══ Input material ══
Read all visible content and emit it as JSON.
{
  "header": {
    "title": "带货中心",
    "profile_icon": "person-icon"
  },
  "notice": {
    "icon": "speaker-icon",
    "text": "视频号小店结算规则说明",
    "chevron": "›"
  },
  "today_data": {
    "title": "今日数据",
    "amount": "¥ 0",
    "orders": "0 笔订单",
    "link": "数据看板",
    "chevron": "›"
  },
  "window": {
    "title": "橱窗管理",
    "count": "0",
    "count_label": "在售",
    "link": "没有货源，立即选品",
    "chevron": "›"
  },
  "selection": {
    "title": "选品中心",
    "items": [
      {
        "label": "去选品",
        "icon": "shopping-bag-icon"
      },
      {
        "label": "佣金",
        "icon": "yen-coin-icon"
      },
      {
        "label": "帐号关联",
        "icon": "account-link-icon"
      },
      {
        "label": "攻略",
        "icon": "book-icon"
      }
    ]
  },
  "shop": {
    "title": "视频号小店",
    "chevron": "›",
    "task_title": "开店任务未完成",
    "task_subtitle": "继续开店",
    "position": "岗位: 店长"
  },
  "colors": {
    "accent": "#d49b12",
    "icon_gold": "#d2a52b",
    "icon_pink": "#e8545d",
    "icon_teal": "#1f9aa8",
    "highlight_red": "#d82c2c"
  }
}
═══
Task description = Every entry above should be retyped exactly as shown.

Reply to the exercise =
Read all visible content and emit it as JSON.
{
  "header": {
    "title": "带货中心",
    "profile_icon": "person-icon"
  },
  "notice": {
    "icon": "speaker-icon",
    "text": "视频号小店结算规则说明",
    "chevron": "›"
  },
  "today_data": {
    "title": "今日数据",
    "amount": "¥ 0",
    "orders": "0 笔订单",
    "link": "数据看板",
    "chevron": "›"
  },
  "window": {
    "title": "橱窗管理",
    "count": "0",
    "count_label": "在售",
    "link": "没有货源，立即选品",
    "chevron": "›"
  },
  "selection": {
    "title": "选品中心",
    "items": [
      {
        "label": "去选品",
        "icon": "shopping-bag-icon"
      },
      {
        "label": "佣金",
        "icon": "yen-coin-icon"
      },
      {
        "label": "帐号关联",
        "icon": "account-link-icon"
      },
      {
        "label": "攻略",
        "icon": "book-icon"
      }
    ]
  },
  "shop": {
    "title": "视频号小店",
    "chevron": "›",
    "task_title": "开店任务未完成",
    "task_subtitle": "继续开店",
    "position": "岗位: 店长"
  },
  "colors": {
    "accent": "#d49b12",
    "icon_gold": "#d2a52b",
    "icon_pink": "#e8545d",
    "icon_teal": "#1f9aa8",
    "highlight_red": "#d82c2c"
  }
}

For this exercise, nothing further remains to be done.